* [Set exercise]: From the listing, collect all lines containing the word "police".

Stored data:
+===+

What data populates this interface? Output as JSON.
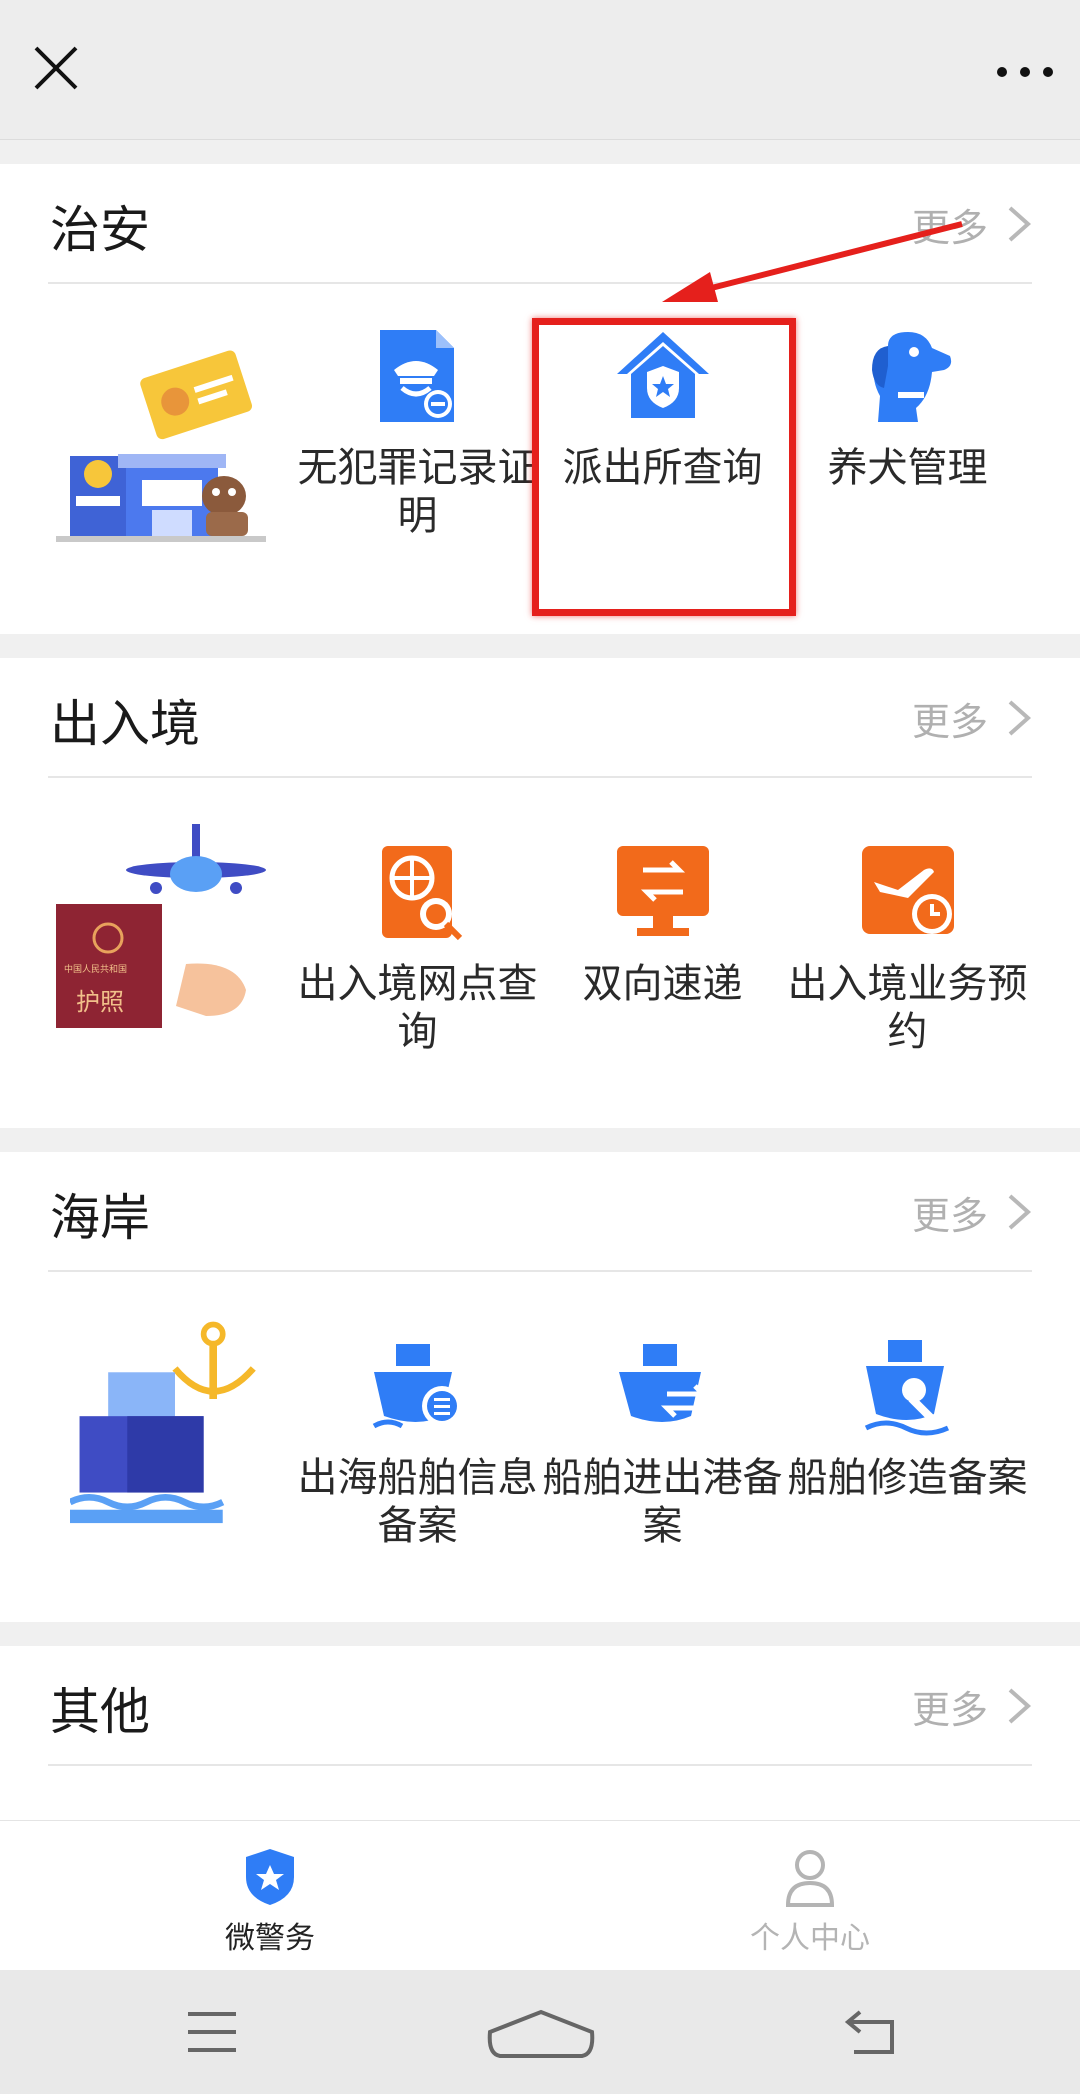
{
  "sections": [
    {
      "title": "治安",
      "more": "更多",
      "items": [
        {
          "label": "无犯罪记录证明",
          "icon": "police-certificate-icon"
        },
        {
          "label": "派出所查询",
          "icon": "police-station-icon"
        },
        {
          "label": "养犬管理",
          "icon": "dog-icon"
        }
      ]
    },
    {
      "title": "出入境",
      "more": "更多",
      "banner_text": "护照",
      "banner_small": "中国人民共和国",
      "items": [
        {
          "label": "出入境网点查询",
          "icon": "passport-search-icon"
        },
        {
          "label": "双向速递",
          "icon": "two-way-delivery-icon"
        },
        {
          "label": "出入境业务预约",
          "icon": "flight-appointment-icon"
        }
      ]
    },
    {
      "title": "海岸",
      "more": "更多",
      "items": [
        {
          "label": "出海船舶信息备案",
          "icon": "ship-info-icon"
        },
        {
          "label": "船舶进出港备案",
          "icon": "ship-port-icon"
        },
        {
          "label": "船舶修造备案",
          "icon": "ship-repair-icon"
        }
      ]
    },
    {
      "title": "其他",
      "more": "更多"
    }
  ],
  "tabs": [
    {
      "label": "微警务",
      "icon": "police-badge-icon",
      "active": true
    },
    {
      "label": "个人中心",
      "icon": "person-icon",
      "active": false
    }
  ],
  "colors": {
    "blue": "#2f7df6",
    "orange": "#f26a1b",
    "highlight": "#e5201c"
  }
}
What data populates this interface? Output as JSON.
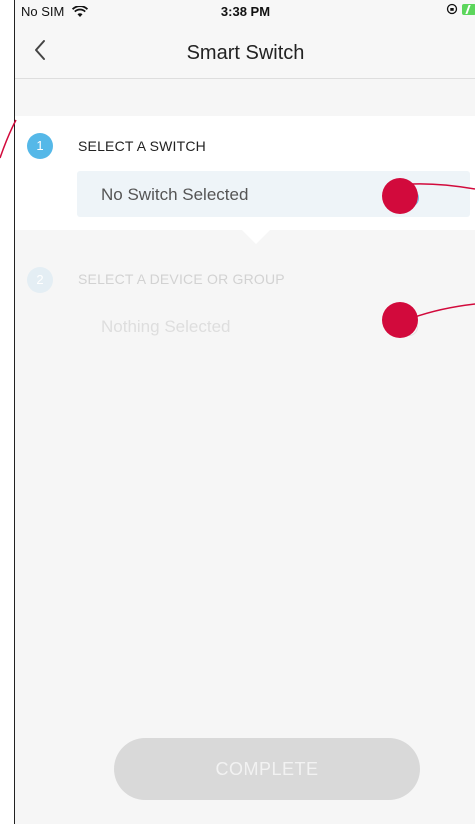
{
  "status_bar": {
    "carrier": "No SIM",
    "time": "3:38 PM",
    "icons": [
      "wifi-icon",
      "orientation-lock-icon",
      "battery-charging-icon"
    ]
  },
  "nav": {
    "title": "Smart Switch",
    "back_icon": "chevron-left-icon"
  },
  "steps": [
    {
      "number": "1",
      "title": "SELECT A SWITCH",
      "value": "No Switch Selected",
      "action_icon": "plus-circle-icon",
      "enabled": true
    },
    {
      "number": "2",
      "title": "SELECT A DEVICE OR GROUP",
      "value": "Nothing Selected",
      "action_icon": "plus-circle-icon",
      "enabled": false
    }
  ],
  "complete_button": {
    "label": "COMPLETE",
    "enabled": false
  },
  "colors": {
    "accent": "#55b8e8",
    "annotation": "#d20a3c",
    "disabled_button": "#d9d9d9"
  }
}
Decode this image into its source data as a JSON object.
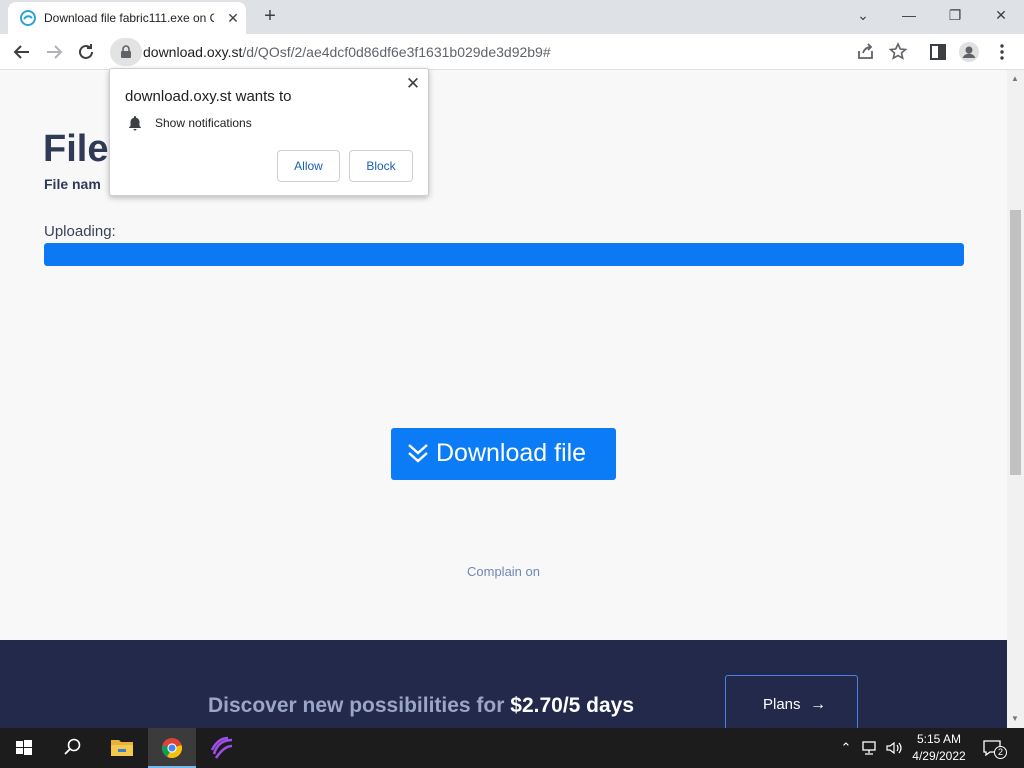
{
  "browser": {
    "tab_title": "Download file fabric111.exe on O",
    "tab_close": "✕",
    "new_tab": "+",
    "url_host": "download.oxy.st",
    "url_path": "/d/QOsf/2/ae4dcf0d86df6e3f1631b029de3d92b9#",
    "window_controls": {
      "dropdown": "⌄",
      "minimize": "—",
      "restore": "❐",
      "close": "✕"
    }
  },
  "popup": {
    "title": "download.oxy.st wants to",
    "permission": "Show notifications",
    "allow": "Allow",
    "block": "Block",
    "close": "✕"
  },
  "page": {
    "title": "File",
    "file_name_label": "File nam",
    "uploading_label": "Uploading:",
    "progress_percent": 100,
    "download_button": "Download file",
    "complain_link": "Complain on"
  },
  "banner": {
    "text": "Discover new possibilities for ",
    "price": "$2.70/5 days",
    "plans_button": "Plans",
    "plans_arrow": "→"
  },
  "taskbar": {
    "time": "5:15 AM",
    "date": "4/29/2022",
    "notifications_count": "2"
  },
  "colors": {
    "accent": "#0b7cf5",
    "banner_bg": "#23294a",
    "title_text": "#2f3a56"
  }
}
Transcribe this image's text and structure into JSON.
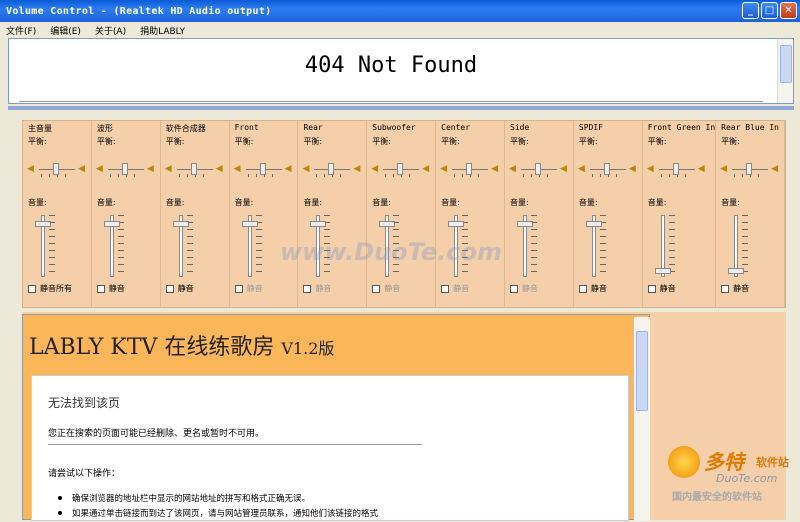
{
  "window": {
    "title": "Volume Control - (Realtek HD Audio output)"
  },
  "menu": [
    "文件(F)",
    "编辑(E)",
    "关于(A)",
    "捐助LABLY"
  ],
  "display": {
    "message": "404 Not Found"
  },
  "mixer": {
    "balance_label": "平衡:",
    "volume_label": "音量:",
    "channels": [
      {
        "name": "主音量",
        "mute": "静音所有",
        "enabled": true,
        "level": 0.1
      },
      {
        "name": "波形",
        "mute": "静音",
        "enabled": true,
        "level": 0.1
      },
      {
        "name": "软件合成器",
        "mute": "静音",
        "enabled": true,
        "level": 0.1
      },
      {
        "name": "Front",
        "mute": "静音",
        "enabled": false,
        "level": 0.1
      },
      {
        "name": "Rear",
        "mute": "静音",
        "enabled": false,
        "level": 0.1
      },
      {
        "name": "Subwoofer",
        "mute": "静音",
        "enabled": false,
        "level": 0.1
      },
      {
        "name": "Center",
        "mute": "静音",
        "enabled": false,
        "level": 0.1
      },
      {
        "name": "Side",
        "mute": "静音",
        "enabled": false,
        "level": 0.1
      },
      {
        "name": "SPDIF",
        "mute": "静音",
        "enabled": true,
        "level": 0.1
      },
      {
        "name": "Front Green In",
        "mute": "静音",
        "enabled": true,
        "level": 0.95
      },
      {
        "name": "Rear Blue In",
        "mute": "静音",
        "enabled": true,
        "level": 0.95
      }
    ]
  },
  "banner": {
    "title": "LABLY KTV 在线练歌房",
    "version": "V1.2版"
  },
  "error_page": {
    "heading": "无法找到该页",
    "desc": "您正在搜索的页面可能已经删除、更名或暂时不可用。",
    "try": "请尝试以下操作：",
    "items": [
      "确保浏览器的地址栏中显示的网站地址的拼写和格式正确无误。",
      "如果通过单击链接而到达了该网页，请与网站管理员联系，通知他们该链接的格式"
    ]
  },
  "watermark": "www.DuoTe.com",
  "logo": {
    "big": "多特",
    "small": "软件站",
    "domain": "DuoTe.com",
    "slogan": "国内最安全的软件站"
  }
}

+===+

* [Task output]:
          "icon": "police-certificate-icon"
          "icon": "police-station-icon"
      "icon": "police-badge-icon",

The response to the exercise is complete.